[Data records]
━━━━━━━━
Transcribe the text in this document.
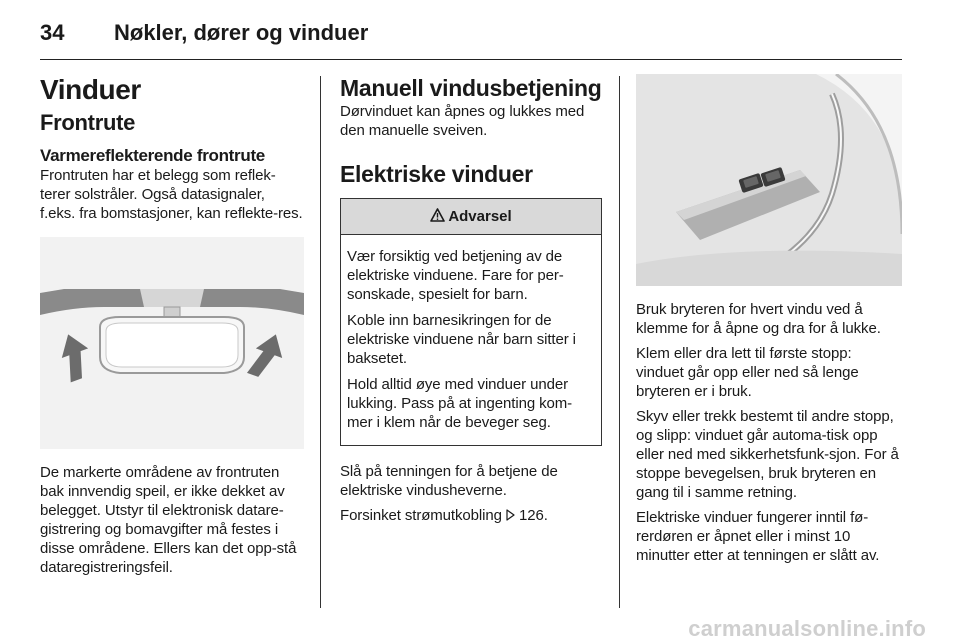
34 Nøkler, dører og vinduer
Vinduer
Frontrute
Varmereflekterende frontrute

Frontruten har et belegg som reflek-terer solstråler. Også datasignaler, f.eks. fra bomstasjoner, kan reflekte-res.

De markerte områdene av frontruten bak innvendig speil, er ikke dekket av belegget. Utstyr til elektronisk datare-gistrering og bomavgifter må festes i disse områdene. Ellers kan det opp-stå dataregistreringsfeil.

Manuell vindusbetjening

Dørvinduet kan åpnes og lukkes med den manuelle sveiven.

Elektriske vinduer
Advarsel

Vær forsiktig ved betjening av de elektriske vinduene. Fare for per-sonskade, spesielt for barn.

Koble inn barnesikringen for de elektriske vinduene når barn sitter i baksetet.

Hold alltid øye med vinduer under lukking. Pass på at ingenting kom-mer i klem når de beveger seg.

Slå på tenningen for å betjene de elektriske vindusheverne.

Forsinket strømutkobling  126.

Bruk bryteren for hvert vindu ved å klemme for å åpne og dra for å lukke.

Klem eller dra lett til første stopp: vinduet går opp eller ned så lenge bryteren er i bruk.

Skyv eller trekk bestemt til andre stopp, og slipp: vinduet går automa-tisk opp eller ned med sikkerhetsfunk-sjon. For å stoppe bevegelsen, bruk bryteren en gang til i samme retning.

Elektriske vinduer fungerer inntil fø-rerdøren er åpnet eller i minst 10 minutter etter at tenningen er slått av.

carmanualsonline.info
━━━━━━━━
### What you are asked to do
Transcribe the records above exactly, omitting every picture they contain.

### Written solution
Transcribe the text in this document.
34 Nøkler, dører og vinduer
Vinduer
Frontrute
Varmereflekterende frontrute

Frontruten har et belegg som reflek-terer solstråler. Også datasignaler, f.eks. fra bomstasjoner, kan reflekte-res.

De markerte områdene av frontruten bak innvendig speil, er ikke dekket av belegget. Utstyr til elektronisk datare-gistrering og bomavgifter må festes i disse områdene. Ellers kan det opp-stå dataregistreringsfeil.

Manuell vindusbetjening

Dørvinduet kan åpnes og lukkes med den manuelle sveiven.

Elektriske vinduer
Advarsel

Vær forsiktig ved betjening av de elektriske vinduene. Fare for per-sonskade, spesielt for barn.

Koble inn barnesikringen for de elektriske vinduene når barn sitter i baksetet.

Hold alltid øye med vinduer under lukking. Pass på at ingenting kom-mer i klem når de beveger seg.

Slå på tenningen for å betjene de elektriske vindusheverne.

Forsinket strømutkobling  126.

Bruk bryteren for hvert vindu ved å klemme for å åpne og dra for å lukke.

Klem eller dra lett til første stopp: vinduet går opp eller ned så lenge bryteren er i bruk.

Skyv eller trekk bestemt til andre stopp, og slipp: vinduet går automa-tisk opp eller ned med sikkerhetsfunk-sjon. For å stoppe bevegelsen, bruk bryteren en gang til i samme retning.

Elektriske vinduer fungerer inntil fø-rerdøren er åpnet eller i minst 10 minutter etter at tenningen er slått av.

carmanualsonline.info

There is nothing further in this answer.